WHAT YOU HAVE TO DO
Work through the data below and give the number of lines holding "инвестиционных", nothing more.

DATASET ROWS
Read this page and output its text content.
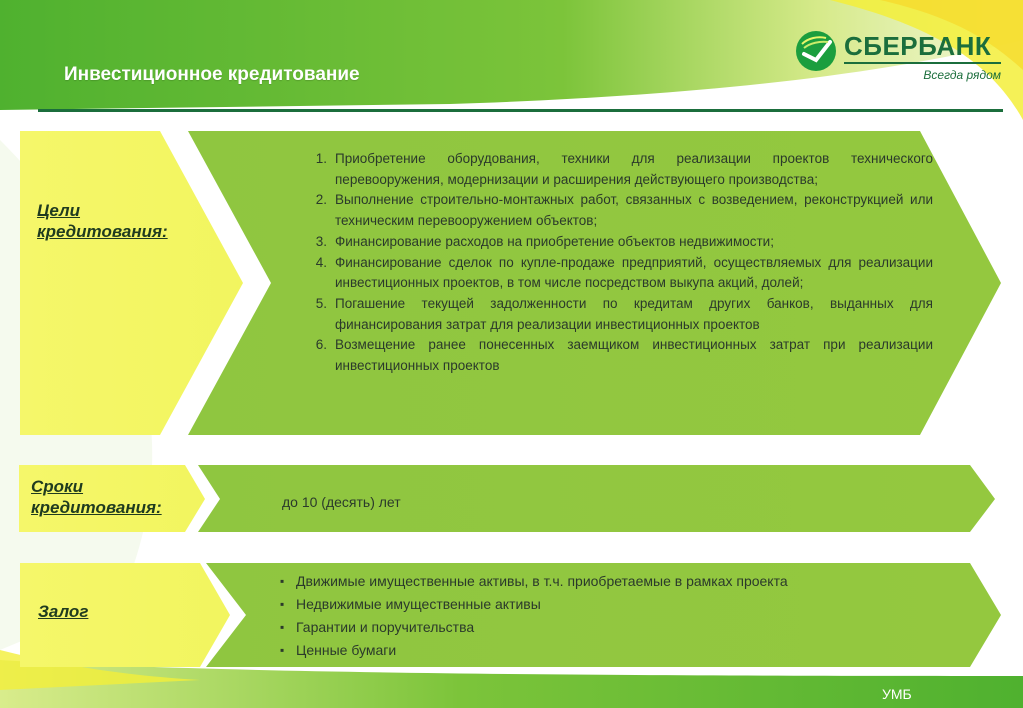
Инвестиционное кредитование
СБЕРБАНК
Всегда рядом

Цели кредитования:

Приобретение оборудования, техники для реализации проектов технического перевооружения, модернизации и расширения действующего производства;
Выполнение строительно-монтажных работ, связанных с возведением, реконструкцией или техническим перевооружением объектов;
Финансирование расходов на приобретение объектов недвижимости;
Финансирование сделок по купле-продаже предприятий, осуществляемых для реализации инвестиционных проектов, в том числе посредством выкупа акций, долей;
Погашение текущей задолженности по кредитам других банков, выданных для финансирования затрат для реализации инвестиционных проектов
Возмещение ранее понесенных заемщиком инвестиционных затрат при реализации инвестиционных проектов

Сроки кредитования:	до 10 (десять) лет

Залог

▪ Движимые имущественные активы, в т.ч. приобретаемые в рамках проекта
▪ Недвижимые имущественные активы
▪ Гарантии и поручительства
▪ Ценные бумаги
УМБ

==

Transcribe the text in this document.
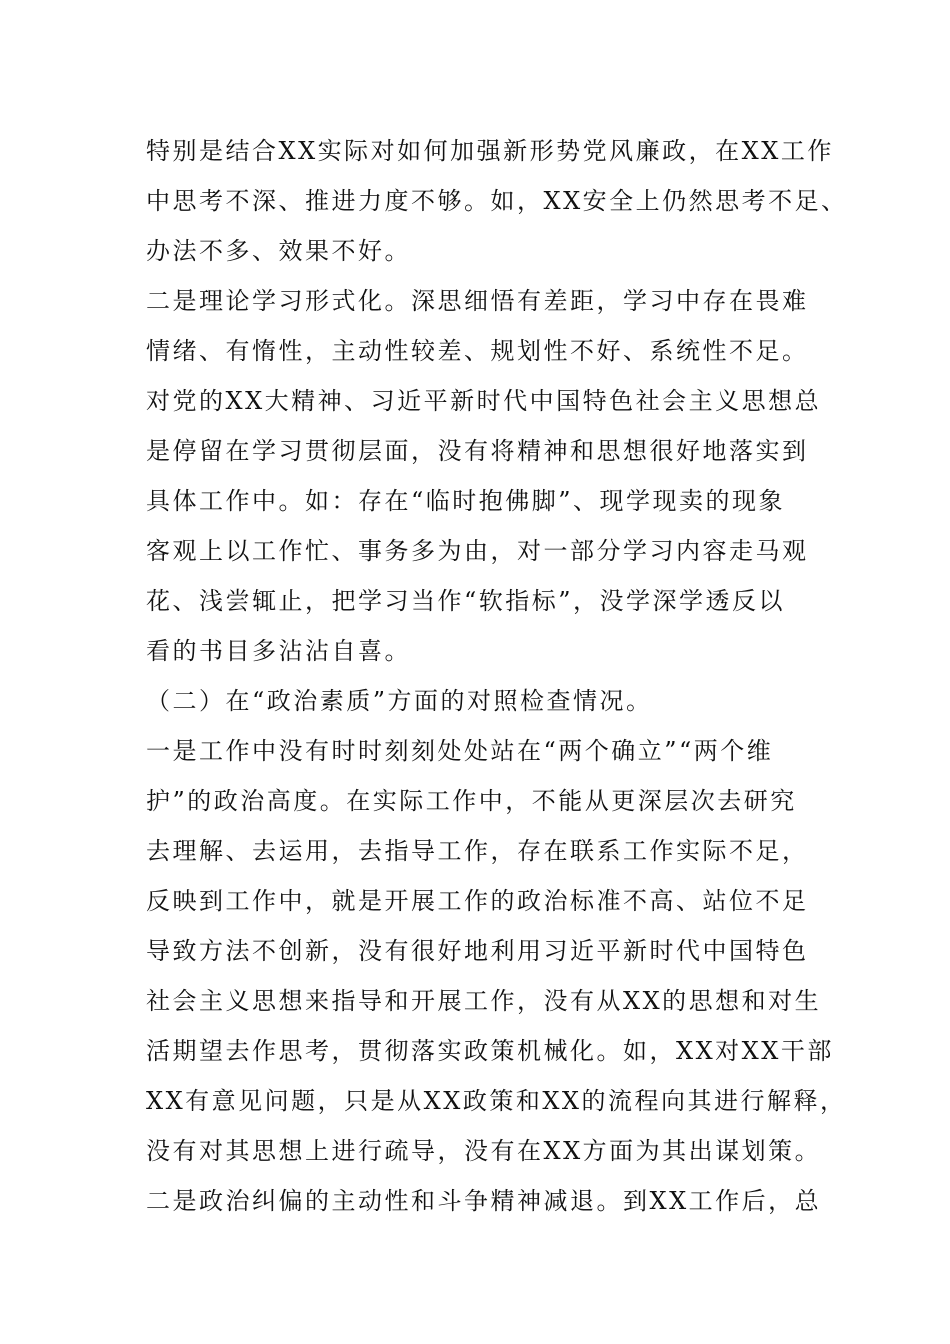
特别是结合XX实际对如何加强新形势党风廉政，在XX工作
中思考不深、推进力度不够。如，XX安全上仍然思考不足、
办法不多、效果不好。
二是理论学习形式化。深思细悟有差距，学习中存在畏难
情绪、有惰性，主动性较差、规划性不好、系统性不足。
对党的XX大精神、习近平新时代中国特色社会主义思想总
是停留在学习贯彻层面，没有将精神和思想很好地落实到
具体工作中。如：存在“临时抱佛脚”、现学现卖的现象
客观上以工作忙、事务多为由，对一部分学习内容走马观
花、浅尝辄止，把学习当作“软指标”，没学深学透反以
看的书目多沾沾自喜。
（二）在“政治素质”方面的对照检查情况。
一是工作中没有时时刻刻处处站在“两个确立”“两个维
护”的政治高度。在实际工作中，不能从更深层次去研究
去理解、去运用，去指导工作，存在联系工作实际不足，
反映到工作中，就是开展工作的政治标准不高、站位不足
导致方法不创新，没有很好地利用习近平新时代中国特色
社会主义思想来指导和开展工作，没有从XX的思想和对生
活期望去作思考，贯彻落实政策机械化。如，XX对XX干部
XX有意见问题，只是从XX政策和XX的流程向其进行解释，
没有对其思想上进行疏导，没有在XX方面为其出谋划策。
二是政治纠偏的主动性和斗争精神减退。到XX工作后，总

...

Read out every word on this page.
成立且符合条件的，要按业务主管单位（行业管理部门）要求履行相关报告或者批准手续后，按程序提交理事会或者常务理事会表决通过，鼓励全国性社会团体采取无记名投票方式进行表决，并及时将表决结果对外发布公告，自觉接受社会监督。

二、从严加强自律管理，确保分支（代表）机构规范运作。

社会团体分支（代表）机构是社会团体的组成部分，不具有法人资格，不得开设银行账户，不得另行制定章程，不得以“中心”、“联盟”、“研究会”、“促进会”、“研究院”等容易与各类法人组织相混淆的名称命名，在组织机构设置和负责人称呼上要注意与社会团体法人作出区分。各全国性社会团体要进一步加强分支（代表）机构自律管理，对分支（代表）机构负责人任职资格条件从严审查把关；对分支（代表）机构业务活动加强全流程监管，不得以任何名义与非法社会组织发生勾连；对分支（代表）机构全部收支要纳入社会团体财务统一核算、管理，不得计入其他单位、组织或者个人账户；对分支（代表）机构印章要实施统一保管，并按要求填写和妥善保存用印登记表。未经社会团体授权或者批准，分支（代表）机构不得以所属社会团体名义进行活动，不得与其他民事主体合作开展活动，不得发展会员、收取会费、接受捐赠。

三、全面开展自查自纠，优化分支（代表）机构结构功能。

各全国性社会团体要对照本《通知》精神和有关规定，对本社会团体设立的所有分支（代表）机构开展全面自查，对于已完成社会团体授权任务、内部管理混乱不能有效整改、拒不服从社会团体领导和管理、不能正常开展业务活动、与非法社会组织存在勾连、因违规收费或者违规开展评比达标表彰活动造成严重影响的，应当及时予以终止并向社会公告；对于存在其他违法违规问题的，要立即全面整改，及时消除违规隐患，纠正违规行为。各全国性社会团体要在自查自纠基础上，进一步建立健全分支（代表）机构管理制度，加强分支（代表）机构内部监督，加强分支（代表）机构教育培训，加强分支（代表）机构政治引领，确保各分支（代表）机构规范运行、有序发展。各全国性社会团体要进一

THE OUTPUT
3